REQUEST: Reproduce every line of the items below verbatim, leaving out the pictures.

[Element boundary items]
====

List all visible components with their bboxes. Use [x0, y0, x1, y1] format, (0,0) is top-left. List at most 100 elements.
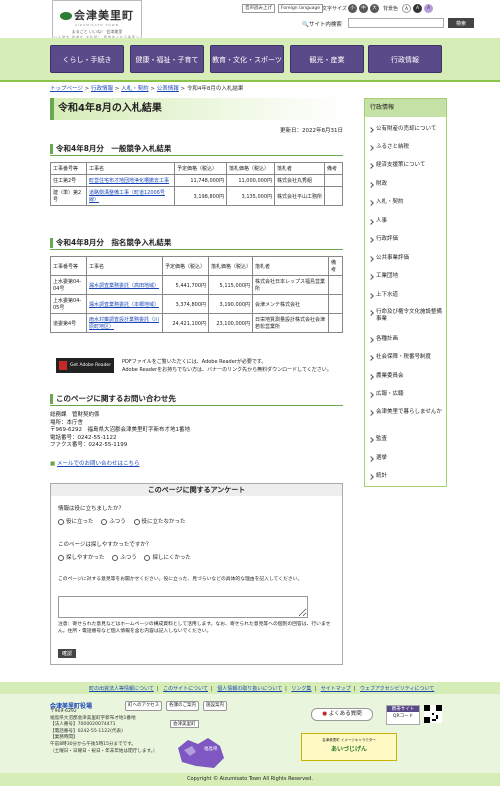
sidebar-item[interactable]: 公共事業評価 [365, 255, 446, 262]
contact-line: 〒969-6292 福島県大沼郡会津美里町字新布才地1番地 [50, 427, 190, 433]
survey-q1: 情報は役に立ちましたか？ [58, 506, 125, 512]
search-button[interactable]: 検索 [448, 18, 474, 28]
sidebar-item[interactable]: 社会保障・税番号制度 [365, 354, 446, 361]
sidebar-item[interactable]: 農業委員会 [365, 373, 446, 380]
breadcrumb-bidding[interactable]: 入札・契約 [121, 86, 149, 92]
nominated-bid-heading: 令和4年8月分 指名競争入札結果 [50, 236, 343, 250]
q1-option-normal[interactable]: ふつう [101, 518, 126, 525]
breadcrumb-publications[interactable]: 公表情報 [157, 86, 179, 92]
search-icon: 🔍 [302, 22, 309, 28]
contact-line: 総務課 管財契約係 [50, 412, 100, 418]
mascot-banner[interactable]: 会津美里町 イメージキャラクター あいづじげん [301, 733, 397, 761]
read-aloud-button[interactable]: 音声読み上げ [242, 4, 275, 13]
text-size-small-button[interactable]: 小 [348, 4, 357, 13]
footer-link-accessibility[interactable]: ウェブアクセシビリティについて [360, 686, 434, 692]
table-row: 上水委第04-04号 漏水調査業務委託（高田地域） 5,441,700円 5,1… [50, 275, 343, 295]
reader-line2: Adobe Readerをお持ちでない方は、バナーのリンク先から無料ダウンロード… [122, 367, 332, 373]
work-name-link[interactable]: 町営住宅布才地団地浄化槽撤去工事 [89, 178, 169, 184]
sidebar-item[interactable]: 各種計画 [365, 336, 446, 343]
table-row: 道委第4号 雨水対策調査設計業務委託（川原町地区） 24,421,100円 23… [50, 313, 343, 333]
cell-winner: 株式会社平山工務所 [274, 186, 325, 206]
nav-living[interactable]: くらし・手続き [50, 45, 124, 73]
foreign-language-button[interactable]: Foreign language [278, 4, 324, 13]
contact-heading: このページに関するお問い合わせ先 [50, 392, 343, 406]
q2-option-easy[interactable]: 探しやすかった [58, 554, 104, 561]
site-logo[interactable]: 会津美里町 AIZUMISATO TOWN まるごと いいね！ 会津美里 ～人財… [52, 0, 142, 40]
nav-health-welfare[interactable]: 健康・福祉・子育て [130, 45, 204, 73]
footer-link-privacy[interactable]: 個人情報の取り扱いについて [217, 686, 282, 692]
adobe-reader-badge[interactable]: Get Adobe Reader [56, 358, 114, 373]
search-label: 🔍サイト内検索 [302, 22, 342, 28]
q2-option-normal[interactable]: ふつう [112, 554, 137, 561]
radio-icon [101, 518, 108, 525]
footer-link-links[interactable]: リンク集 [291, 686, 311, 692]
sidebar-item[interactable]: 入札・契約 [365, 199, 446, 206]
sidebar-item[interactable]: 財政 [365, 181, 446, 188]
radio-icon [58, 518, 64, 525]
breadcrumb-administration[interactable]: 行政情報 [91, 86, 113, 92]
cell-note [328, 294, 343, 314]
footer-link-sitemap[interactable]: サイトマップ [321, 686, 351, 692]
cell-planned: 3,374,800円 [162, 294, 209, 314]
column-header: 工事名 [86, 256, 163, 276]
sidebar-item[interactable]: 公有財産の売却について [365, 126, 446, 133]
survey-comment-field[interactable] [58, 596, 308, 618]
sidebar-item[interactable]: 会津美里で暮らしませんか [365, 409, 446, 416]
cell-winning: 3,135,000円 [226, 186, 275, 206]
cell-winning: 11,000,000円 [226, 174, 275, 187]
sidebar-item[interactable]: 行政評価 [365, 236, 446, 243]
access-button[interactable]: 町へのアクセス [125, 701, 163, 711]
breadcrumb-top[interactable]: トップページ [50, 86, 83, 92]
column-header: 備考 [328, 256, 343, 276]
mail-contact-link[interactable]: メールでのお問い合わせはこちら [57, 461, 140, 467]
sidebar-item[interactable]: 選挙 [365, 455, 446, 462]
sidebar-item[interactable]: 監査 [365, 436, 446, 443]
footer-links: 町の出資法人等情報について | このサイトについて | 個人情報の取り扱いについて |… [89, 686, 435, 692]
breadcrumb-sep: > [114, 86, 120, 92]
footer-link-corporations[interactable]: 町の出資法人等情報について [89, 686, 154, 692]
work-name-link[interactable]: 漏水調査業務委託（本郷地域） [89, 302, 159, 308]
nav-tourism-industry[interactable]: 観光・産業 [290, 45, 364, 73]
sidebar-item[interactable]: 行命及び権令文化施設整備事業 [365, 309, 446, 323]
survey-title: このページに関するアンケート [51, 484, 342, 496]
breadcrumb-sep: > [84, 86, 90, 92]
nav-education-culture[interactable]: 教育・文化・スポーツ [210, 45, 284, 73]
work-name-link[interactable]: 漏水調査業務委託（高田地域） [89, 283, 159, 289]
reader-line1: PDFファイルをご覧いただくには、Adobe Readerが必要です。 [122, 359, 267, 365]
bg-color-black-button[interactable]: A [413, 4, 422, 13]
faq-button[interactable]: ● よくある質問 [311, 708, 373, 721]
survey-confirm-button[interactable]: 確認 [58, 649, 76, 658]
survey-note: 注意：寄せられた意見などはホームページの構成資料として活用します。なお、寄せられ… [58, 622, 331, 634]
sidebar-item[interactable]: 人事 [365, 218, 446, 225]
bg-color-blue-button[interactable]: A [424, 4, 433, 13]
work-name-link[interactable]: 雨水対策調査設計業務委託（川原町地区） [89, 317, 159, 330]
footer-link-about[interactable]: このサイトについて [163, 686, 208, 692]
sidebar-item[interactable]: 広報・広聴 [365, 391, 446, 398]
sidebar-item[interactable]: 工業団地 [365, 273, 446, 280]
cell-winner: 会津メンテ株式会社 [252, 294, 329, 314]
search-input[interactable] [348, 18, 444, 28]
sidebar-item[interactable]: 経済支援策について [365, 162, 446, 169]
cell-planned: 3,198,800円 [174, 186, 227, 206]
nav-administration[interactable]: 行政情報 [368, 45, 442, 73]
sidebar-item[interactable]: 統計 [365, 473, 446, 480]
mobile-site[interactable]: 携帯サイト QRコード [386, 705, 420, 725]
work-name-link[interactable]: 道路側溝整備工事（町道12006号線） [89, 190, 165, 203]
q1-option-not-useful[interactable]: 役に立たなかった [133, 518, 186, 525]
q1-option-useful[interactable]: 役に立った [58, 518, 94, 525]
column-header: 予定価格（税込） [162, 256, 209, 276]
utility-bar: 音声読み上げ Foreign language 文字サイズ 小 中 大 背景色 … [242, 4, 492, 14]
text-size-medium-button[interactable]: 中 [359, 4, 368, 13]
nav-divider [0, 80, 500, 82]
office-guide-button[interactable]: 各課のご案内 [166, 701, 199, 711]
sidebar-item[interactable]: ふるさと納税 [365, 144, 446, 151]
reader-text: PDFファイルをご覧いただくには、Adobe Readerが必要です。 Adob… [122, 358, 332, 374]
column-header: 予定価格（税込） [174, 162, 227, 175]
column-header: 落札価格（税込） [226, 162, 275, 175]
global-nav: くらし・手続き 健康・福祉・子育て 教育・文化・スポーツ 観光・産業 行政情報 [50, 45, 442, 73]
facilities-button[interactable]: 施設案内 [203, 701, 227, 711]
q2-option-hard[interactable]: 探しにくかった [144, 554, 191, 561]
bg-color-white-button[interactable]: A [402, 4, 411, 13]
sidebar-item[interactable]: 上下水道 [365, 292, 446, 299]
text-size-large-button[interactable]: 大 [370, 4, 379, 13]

====

SOLUTION TO THIS TASK:
List all visible components with their bboxes. Use [x0, y0, x1, y1] format, (0,0) is top-left. List at most 100 elements.
sidebar-item[interactable]: 公共事業評価 [365, 255, 446, 262]
contact-line: 〒969-6292 福島県大沼郡会津美里町字新布才地1番地 [50, 427, 190, 433]
survey-q1: 情報は役に立ちましたか？ [58, 506, 125, 512]
search-button[interactable]: 検索 [448, 18, 474, 28]
sidebar-item[interactable]: 社会保障・税番号制度 [365, 354, 446, 361]
sidebar-item[interactable]: 農業委員会 [365, 373, 446, 380]
breadcrumb-bidding[interactable]: 入札・契約 [121, 86, 149, 92]
nominated-bid-heading: 令和4年8月分 指名競争入札結果 [50, 236, 343, 250]
q1-option-normal[interactable]: ふつう [101, 518, 126, 525]
breadcrumb-publications[interactable]: 公表情報 [157, 86, 179, 92]
search-icon: 🔍 [302, 22, 309, 28]
contact-line: 総務課 管財契約係 [50, 412, 100, 418]
mascot-banner[interactable]: 会津美里町 イメージキャラクター あいづじげん [301, 733, 397, 761]
read-aloud-button[interactable]: 音声読み上げ [242, 4, 275, 13]
text-size-small-button[interactable]: 小 [348, 4, 357, 13]
footer-link-accessibility[interactable]: ウェブアクセシビリティについて [360, 686, 434, 692]
table-row: 上水委第04-04号 漏水調査業務委託（高田地域） 5,441,700円 5,1… [50, 275, 343, 295]
reader-line2: Adobe Readerをお持ちでない方は、バナーのリンク先から無料ダウンロード… [122, 367, 332, 373]
work-name-link[interactable]: 町営住宅布才地団地浄化槽撤去工事 [89, 178, 169, 184]
sidebar-item[interactable]: 各種計画 [365, 336, 446, 343]
table-row: 道委第4号 雨水対策調査設計業務委託（川原町地区） 24,421,100円 23… [50, 313, 343, 333]
cell-winner: 株式会社平山工務所 [274, 186, 325, 206]
nav-living[interactable]: くらし・手続き [50, 45, 124, 73]
foreign-language-button[interactable]: Foreign language [278, 4, 324, 13]
contact-heading: このページに関するお問い合わせ先 [50, 392, 343, 406]
q2-option-easy[interactable]: 探しやすかった [58, 554, 104, 561]
site-logo[interactable]: 会津美里町 AIZUMISATO TOWN まるごと いいね！ 会津美里 ～人財… [52, 0, 142, 40]
nav-health-welfare[interactable]: 健康・福祉・子育て [130, 45, 204, 73]
footer-link-privacy[interactable]: 個人情報の取り扱いについて [217, 686, 282, 692]
adobe-reader-badge[interactable]: Get Adobe Reader [56, 358, 114, 373]
search-label: 🔍サイト内検索 [302, 22, 342, 28]
q2-option-normal[interactable]: ふつう [112, 554, 137, 561]
radio-icon [101, 518, 108, 525]
footer-link-links[interactable]: リンク集 [291, 686, 311, 692]
sidebar-item[interactable]: 入札・契約 [365, 199, 446, 206]
sidebar-item[interactable]: 財政 [365, 181, 446, 188]
radio-icon [58, 518, 64, 525]
breadcrumb-administration[interactable]: 行政情報 [91, 86, 113, 92]
cell-note [328, 294, 343, 314]
footer-link-sitemap[interactable]: サイトマップ [321, 686, 351, 692]
cell-planned: 3,374,800円 [162, 294, 209, 314]
column-header: 工事名 [86, 256, 163, 276]
sidebar-item[interactable]: 公有財産の売却について [365, 126, 446, 133]
survey-comment-field[interactable] [58, 596, 308, 618]
sidebar-item[interactable]: 会津美里で暮らしませんか [365, 409, 446, 416]
cell-winning: 3,135,000円 [226, 186, 275, 206]
cell-winning: 11,000,000円 [226, 174, 275, 187]
sidebar-item[interactable]: 行政評価 [365, 236, 446, 243]
access-button[interactable]: 町へのアクセス [125, 701, 163, 711]
breadcrumb-top[interactable]: トップページ [50, 86, 83, 92]
column-header: 備考 [328, 256, 343, 276]
mail-contact-link[interactable]: メールでのお問い合わせはこちら [57, 461, 140, 467]
sidebar-item[interactable]: 選挙 [365, 455, 446, 462]
sidebar-item[interactable]: 監査 [365, 436, 446, 443]
footer-links: 町の出資法人等情報について | このサイトについて | 個人情報の取り扱いについて |… [89, 686, 435, 692]
breadcrumb-sep: > [114, 86, 120, 92]
footer-link-corporations[interactable]: 町の出資法人等情報について [89, 686, 154, 692]
work-name-link[interactable]: 漏水調査業務委託（本郷地域） [89, 302, 159, 308]
nav-tourism-industry[interactable]: 観光・産業 [290, 45, 364, 73]
sidebar-item[interactable]: 行命及び権令文化施設整備事業 [365, 309, 446, 323]
survey-title: このページに関するアンケート [51, 484, 342, 496]
breadcrumb-sep: > [84, 86, 90, 92]
nav-education-culture[interactable]: 教育・文化・スポーツ [210, 45, 284, 73]
work-name-link[interactable]: 漏水調査業務委託（高田地域） [89, 283, 159, 289]
reader-line1: PDFファイルをご覧いただくには、Adobe Readerが必要です。 [122, 359, 267, 365]
bg-color-black-button[interactable]: A [413, 4, 422, 13]
faq-button[interactable]: ● よくある質問 [311, 708, 373, 721]
survey-confirm-button[interactable]: 確認 [58, 649, 76, 658]
survey-note: 注意：寄せられた意見などはホームページの構成資料として活用します。なお、寄せられ… [58, 622, 331, 634]
sidebar-item[interactable]: 人事 [365, 218, 446, 225]
bg-color-blue-button[interactable]: A [424, 4, 433, 13]
work-name-link[interactable]: 雨水対策調査設計業務委託（川原町地区） [89, 317, 159, 330]
footer-link-about[interactable]: このサイトについて [163, 686, 208, 692]
sidebar-item[interactable]: 広報・広聴 [365, 391, 446, 398]
sidebar-item[interactable]: 工業団地 [365, 273, 446, 280]
cell-winner: 会津メンテ株式会社 [252, 294, 329, 314]
search-input[interactable] [348, 18, 444, 28]
sidebar-item[interactable]: 経済支援策について [365, 162, 446, 169]
cell-planned: 3,198,800円 [174, 186, 227, 206]
nav-administration[interactable]: 行政情報 [368, 45, 442, 73]
sidebar-item[interactable]: 統計 [365, 473, 446, 480]
mobile-site[interactable]: 携帯サイト QRコード [386, 705, 420, 725]
work-name-link[interactable]: 道路側溝整備工事（町道12006号線） [89, 190, 165, 203]
q1-option-not-useful[interactable]: 役に立たなかった [133, 518, 186, 525]
q1-option-useful[interactable]: 役に立った [58, 518, 94, 525]
column-header: 予定価格（税込） [162, 256, 209, 276]
utility-bar: 音声読み上げ Foreign language 文字サイズ 小 中 大 背景色 … [242, 4, 492, 14]
text-size-medium-button[interactable]: 中 [359, 4, 368, 13]
nav-divider [0, 80, 500, 82]
office-guide-button[interactable]: 各課のご案内 [166, 701, 199, 711]
sidebar-item[interactable]: ふるさと納税 [365, 144, 446, 151]
reader-text: PDFファイルをご覧いただくには、Adobe Readerが必要です。 Adob… [122, 358, 332, 374]
column-header: 予定価格（税込） [174, 162, 227, 175]
column-header: 落札価格（税込） [226, 162, 275, 175]
global-nav: くらし・手続き 健康・福祉・子育て 教育・文化・スポーツ 観光・産業 行政情報 [50, 45, 442, 73]
facilities-button[interactable]: 施設案内 [203, 701, 227, 711]
q2-option-hard[interactable]: 探しにくかった [144, 554, 191, 561]
bg-color-white-button[interactable]: A [402, 4, 411, 13]
sidebar-item[interactable]: 上下水道 [365, 292, 446, 299]
text-size-large-button[interactable]: 大 [370, 4, 379, 13]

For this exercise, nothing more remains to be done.